PROBLEM TO SOLVE: In the material below, find every line with "Заря" and pull it out.

SUPPLIED DATA:
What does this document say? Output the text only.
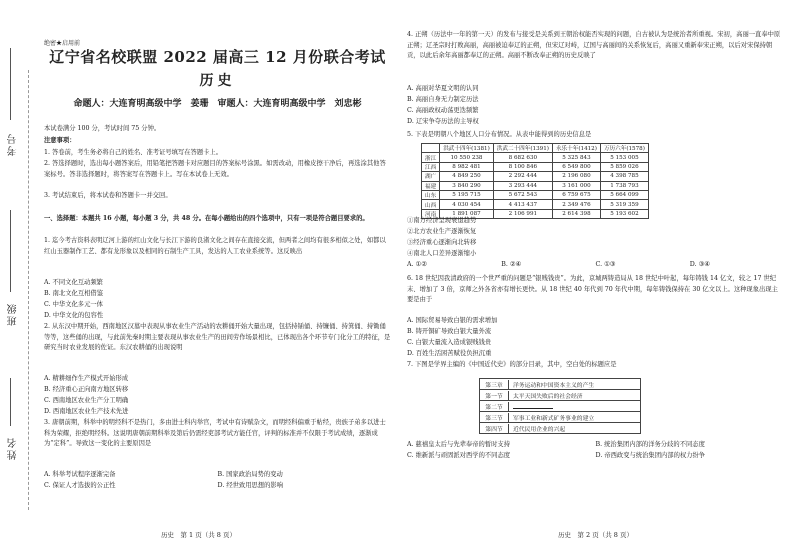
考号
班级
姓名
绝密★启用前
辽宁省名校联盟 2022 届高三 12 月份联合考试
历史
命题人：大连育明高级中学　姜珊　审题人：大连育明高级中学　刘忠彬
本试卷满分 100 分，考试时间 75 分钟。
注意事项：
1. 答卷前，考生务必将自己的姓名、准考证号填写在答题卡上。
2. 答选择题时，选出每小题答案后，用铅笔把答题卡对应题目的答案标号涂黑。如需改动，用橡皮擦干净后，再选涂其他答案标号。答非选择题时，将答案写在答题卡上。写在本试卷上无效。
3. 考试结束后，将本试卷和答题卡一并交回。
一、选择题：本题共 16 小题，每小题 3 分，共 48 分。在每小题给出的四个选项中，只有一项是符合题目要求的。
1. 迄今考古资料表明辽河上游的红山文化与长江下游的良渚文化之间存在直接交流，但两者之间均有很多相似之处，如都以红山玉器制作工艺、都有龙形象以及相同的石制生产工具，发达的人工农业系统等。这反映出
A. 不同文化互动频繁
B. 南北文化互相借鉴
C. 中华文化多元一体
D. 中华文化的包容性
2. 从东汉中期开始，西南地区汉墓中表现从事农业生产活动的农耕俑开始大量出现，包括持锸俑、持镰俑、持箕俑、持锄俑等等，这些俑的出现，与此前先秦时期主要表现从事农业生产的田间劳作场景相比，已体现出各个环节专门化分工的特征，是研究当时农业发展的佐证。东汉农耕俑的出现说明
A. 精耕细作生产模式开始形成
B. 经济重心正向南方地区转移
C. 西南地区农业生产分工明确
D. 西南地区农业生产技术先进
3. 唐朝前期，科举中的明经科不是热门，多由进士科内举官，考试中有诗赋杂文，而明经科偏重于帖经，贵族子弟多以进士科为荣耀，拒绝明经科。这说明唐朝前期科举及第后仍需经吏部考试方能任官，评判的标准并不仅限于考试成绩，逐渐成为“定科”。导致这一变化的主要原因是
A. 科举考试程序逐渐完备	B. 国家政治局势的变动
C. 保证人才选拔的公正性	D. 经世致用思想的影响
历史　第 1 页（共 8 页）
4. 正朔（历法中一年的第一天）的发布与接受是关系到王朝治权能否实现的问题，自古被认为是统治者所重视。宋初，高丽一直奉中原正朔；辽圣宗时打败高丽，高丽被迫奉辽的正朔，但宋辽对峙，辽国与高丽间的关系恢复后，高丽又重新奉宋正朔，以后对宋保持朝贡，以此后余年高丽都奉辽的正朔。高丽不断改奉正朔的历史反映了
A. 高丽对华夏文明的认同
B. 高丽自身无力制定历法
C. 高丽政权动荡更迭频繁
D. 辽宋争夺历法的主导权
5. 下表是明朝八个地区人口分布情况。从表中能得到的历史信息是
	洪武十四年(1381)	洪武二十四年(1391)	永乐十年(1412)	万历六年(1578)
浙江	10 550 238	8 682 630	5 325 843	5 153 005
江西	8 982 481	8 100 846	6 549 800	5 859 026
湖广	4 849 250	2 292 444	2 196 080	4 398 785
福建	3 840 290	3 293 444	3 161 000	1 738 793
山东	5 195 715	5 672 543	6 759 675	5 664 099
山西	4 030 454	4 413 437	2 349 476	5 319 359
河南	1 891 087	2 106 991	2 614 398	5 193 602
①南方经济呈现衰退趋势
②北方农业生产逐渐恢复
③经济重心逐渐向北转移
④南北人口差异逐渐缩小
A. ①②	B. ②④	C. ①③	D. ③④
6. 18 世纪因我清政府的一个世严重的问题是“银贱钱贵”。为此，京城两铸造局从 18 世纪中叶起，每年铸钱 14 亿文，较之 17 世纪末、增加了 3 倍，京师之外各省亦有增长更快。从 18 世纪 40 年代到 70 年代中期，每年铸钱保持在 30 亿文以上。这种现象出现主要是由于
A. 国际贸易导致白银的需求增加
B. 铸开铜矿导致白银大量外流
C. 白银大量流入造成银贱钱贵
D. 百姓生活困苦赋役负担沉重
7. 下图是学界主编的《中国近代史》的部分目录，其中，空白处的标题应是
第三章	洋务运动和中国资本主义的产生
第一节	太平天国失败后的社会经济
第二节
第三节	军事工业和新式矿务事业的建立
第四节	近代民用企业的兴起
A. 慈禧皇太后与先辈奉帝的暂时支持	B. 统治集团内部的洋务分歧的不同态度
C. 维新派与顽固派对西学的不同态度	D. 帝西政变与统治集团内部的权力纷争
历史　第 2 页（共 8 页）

---

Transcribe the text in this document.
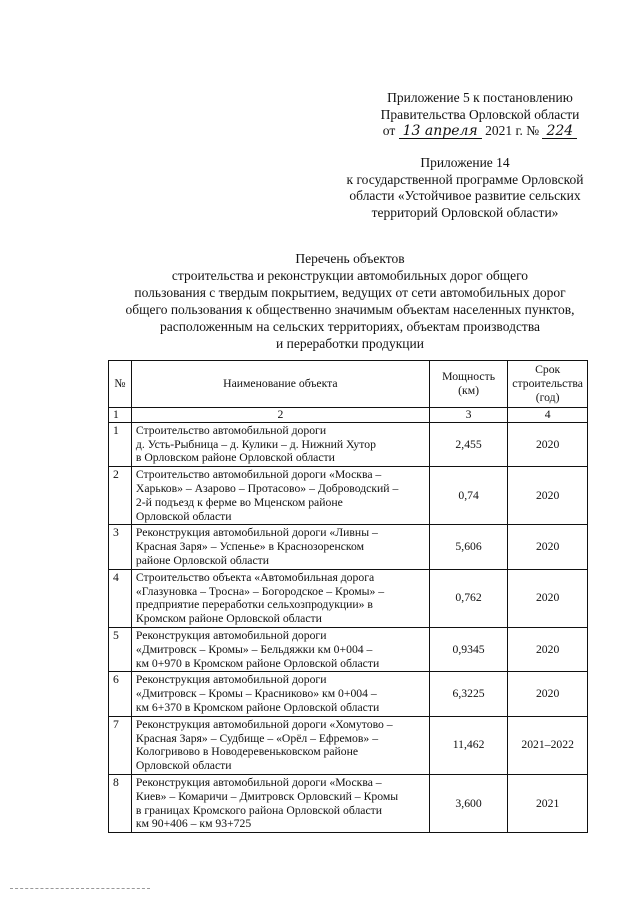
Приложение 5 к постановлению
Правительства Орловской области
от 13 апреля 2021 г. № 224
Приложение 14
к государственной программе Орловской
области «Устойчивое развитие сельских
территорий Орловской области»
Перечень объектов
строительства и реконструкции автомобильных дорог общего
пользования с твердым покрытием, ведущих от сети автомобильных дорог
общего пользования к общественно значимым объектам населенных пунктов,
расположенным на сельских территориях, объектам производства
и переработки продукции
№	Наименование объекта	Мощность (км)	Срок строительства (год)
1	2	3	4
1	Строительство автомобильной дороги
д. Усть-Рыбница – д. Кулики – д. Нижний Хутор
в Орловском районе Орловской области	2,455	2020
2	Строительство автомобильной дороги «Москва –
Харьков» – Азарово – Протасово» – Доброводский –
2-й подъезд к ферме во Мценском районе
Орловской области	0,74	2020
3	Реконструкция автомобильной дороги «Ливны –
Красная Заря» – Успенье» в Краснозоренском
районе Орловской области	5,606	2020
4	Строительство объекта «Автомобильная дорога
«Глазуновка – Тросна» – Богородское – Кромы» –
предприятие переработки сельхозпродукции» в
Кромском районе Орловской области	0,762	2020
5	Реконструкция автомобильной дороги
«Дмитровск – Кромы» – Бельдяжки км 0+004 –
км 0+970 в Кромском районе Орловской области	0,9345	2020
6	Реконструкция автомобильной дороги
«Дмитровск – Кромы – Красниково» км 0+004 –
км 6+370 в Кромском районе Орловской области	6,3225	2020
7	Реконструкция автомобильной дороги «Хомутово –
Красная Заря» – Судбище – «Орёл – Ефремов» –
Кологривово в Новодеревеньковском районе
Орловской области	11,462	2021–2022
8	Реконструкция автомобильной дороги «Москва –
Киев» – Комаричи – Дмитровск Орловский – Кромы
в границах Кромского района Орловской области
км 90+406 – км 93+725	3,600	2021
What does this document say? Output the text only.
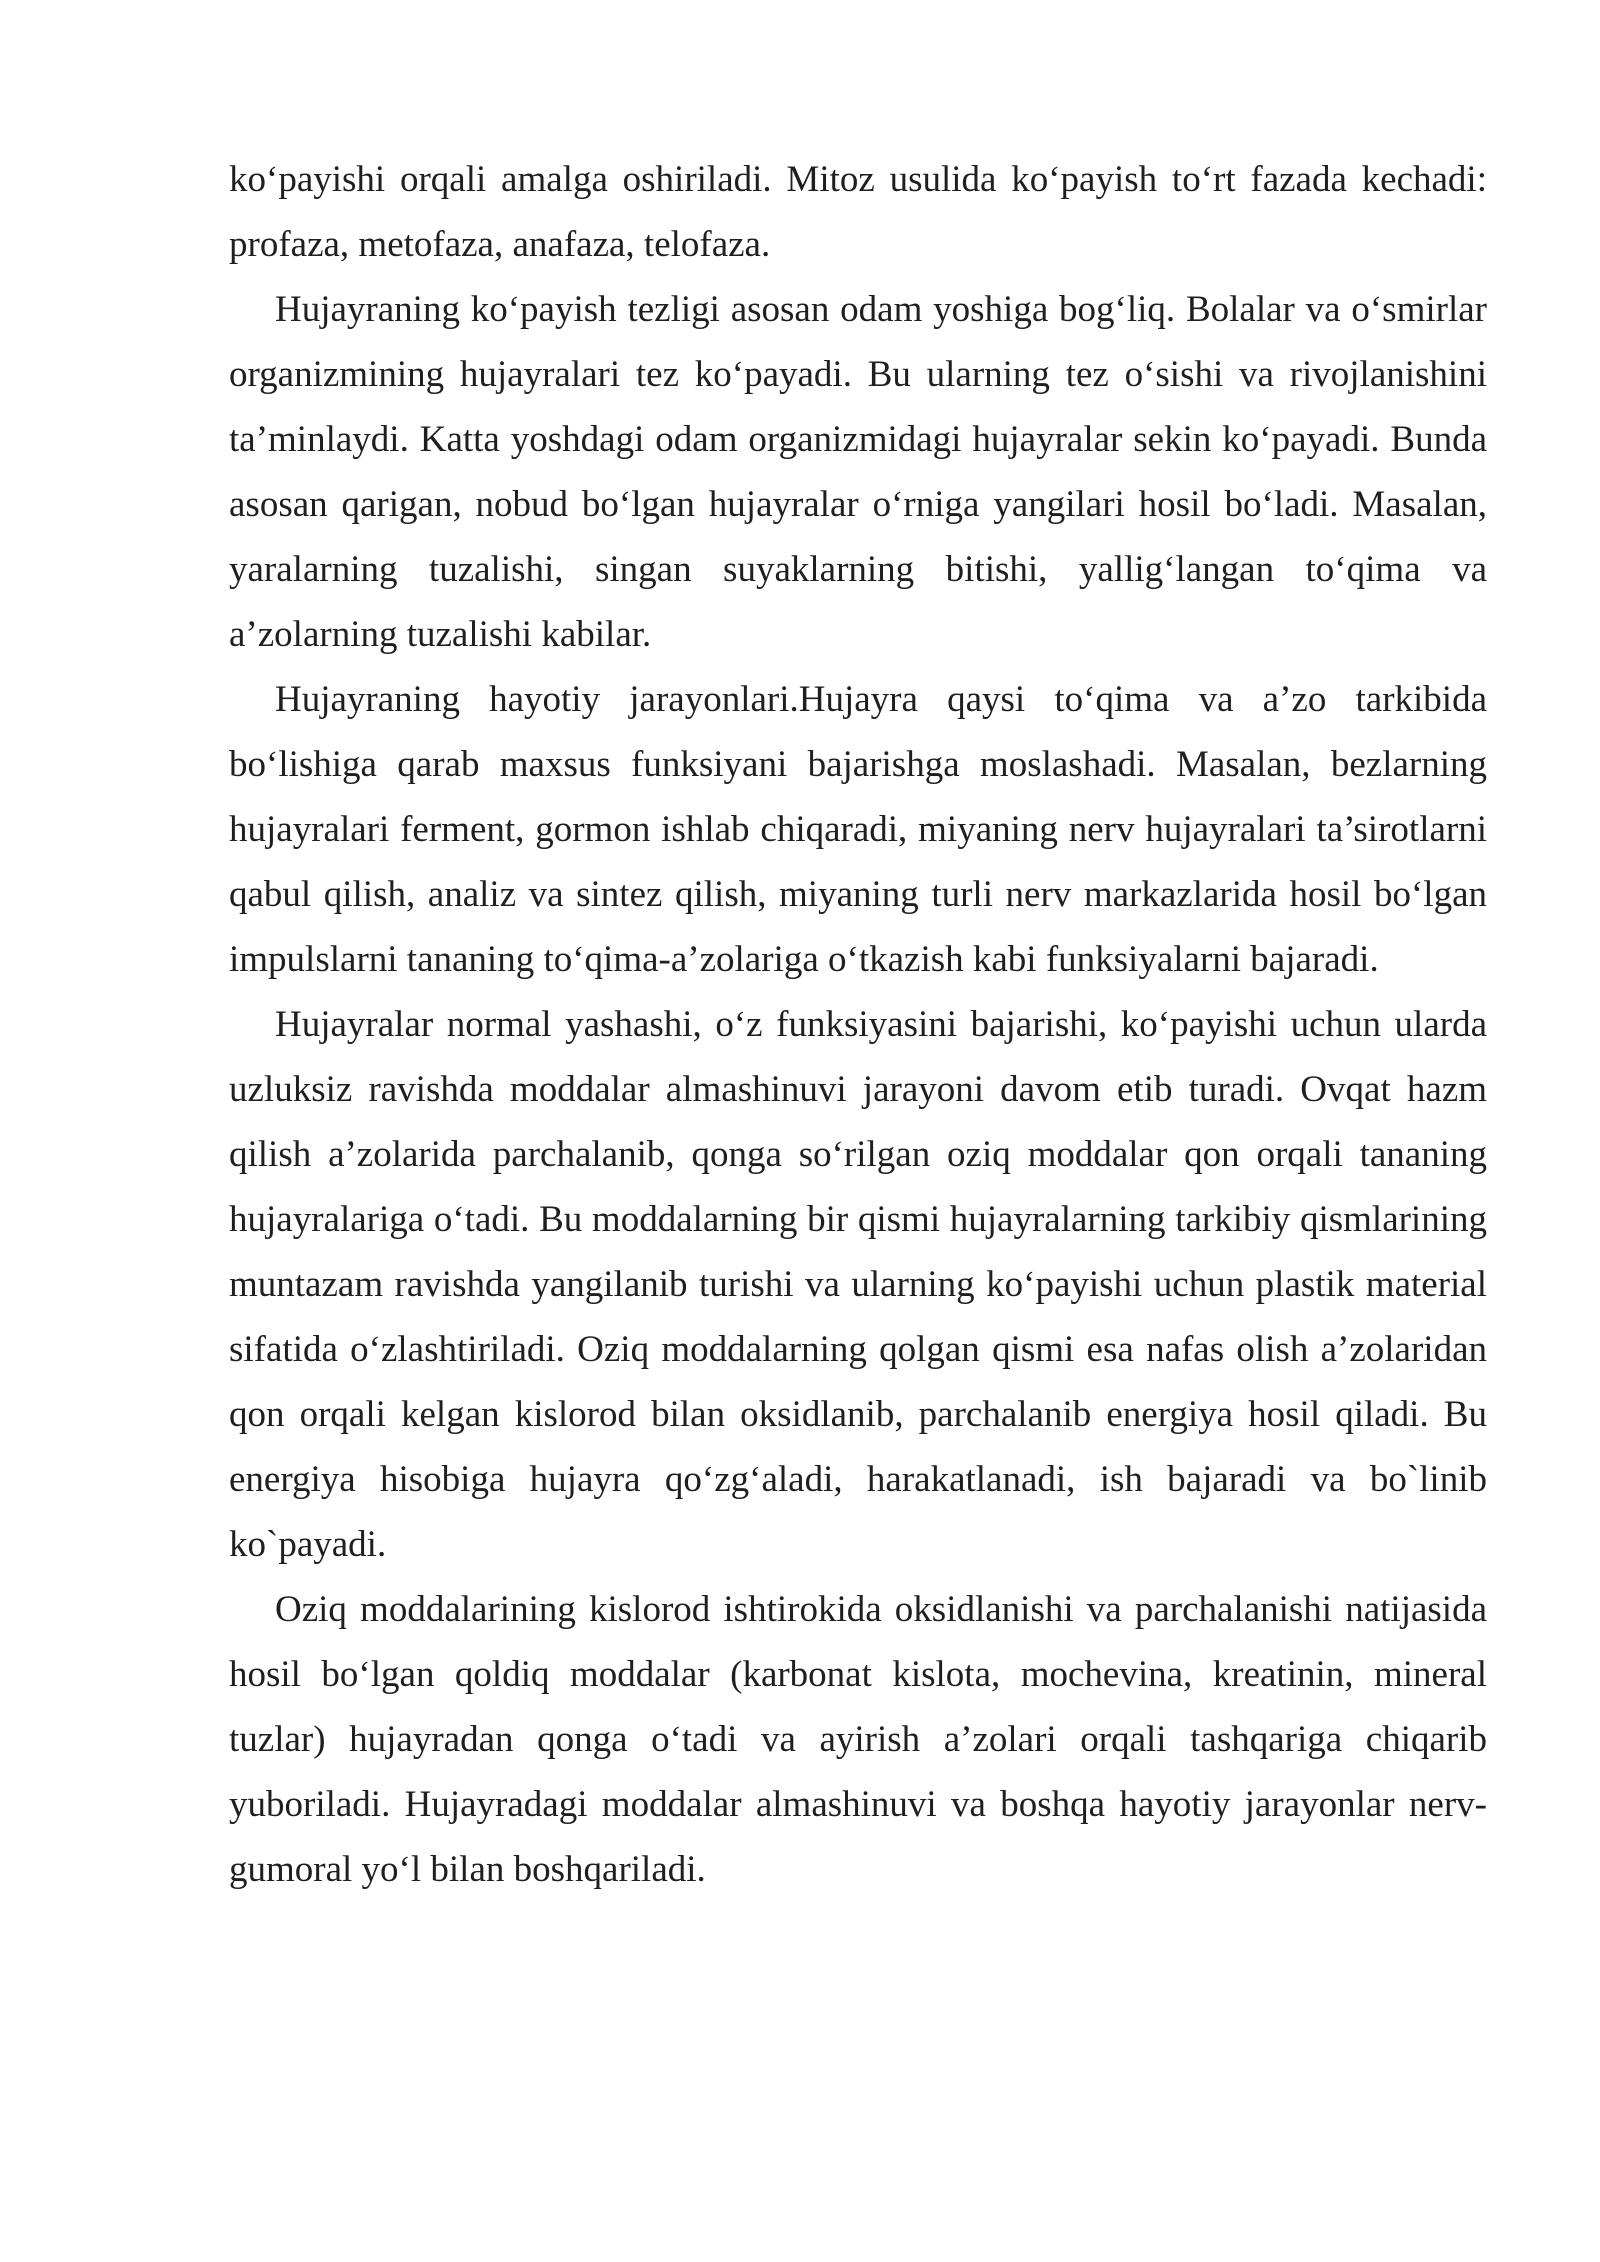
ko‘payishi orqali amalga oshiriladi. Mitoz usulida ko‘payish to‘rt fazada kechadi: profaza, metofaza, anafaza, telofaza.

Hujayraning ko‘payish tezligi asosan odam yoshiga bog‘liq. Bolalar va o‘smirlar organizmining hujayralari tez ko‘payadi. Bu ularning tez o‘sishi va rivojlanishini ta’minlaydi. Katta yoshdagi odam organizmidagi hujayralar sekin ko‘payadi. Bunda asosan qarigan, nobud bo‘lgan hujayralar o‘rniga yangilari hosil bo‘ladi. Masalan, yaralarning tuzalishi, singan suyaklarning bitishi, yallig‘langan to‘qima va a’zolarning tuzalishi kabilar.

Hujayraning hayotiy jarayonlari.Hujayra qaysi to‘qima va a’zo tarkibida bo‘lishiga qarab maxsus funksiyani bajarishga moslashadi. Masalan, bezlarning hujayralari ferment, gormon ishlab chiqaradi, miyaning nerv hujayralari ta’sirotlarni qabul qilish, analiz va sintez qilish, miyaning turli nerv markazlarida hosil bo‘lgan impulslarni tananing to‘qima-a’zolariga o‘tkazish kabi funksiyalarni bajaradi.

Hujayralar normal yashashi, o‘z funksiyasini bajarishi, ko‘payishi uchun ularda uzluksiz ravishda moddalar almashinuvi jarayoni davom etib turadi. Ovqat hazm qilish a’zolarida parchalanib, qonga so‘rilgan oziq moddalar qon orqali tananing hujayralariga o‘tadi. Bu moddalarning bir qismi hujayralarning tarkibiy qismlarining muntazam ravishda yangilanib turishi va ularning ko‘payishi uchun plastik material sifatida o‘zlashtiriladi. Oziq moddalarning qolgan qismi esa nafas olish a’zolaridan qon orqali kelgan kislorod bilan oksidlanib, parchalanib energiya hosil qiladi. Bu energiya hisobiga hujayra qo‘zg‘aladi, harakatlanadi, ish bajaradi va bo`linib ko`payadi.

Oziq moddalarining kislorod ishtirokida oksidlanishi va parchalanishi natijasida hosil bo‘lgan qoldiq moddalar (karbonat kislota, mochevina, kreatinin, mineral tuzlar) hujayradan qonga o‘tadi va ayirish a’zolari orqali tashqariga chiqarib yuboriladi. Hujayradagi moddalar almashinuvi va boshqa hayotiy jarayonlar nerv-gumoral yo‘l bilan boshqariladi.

RIGHT ANSWER:
Красная Заря» – Успенье» в Краснозоренском
Красная Заря» – Судбище – «Орёл – Ефремов» –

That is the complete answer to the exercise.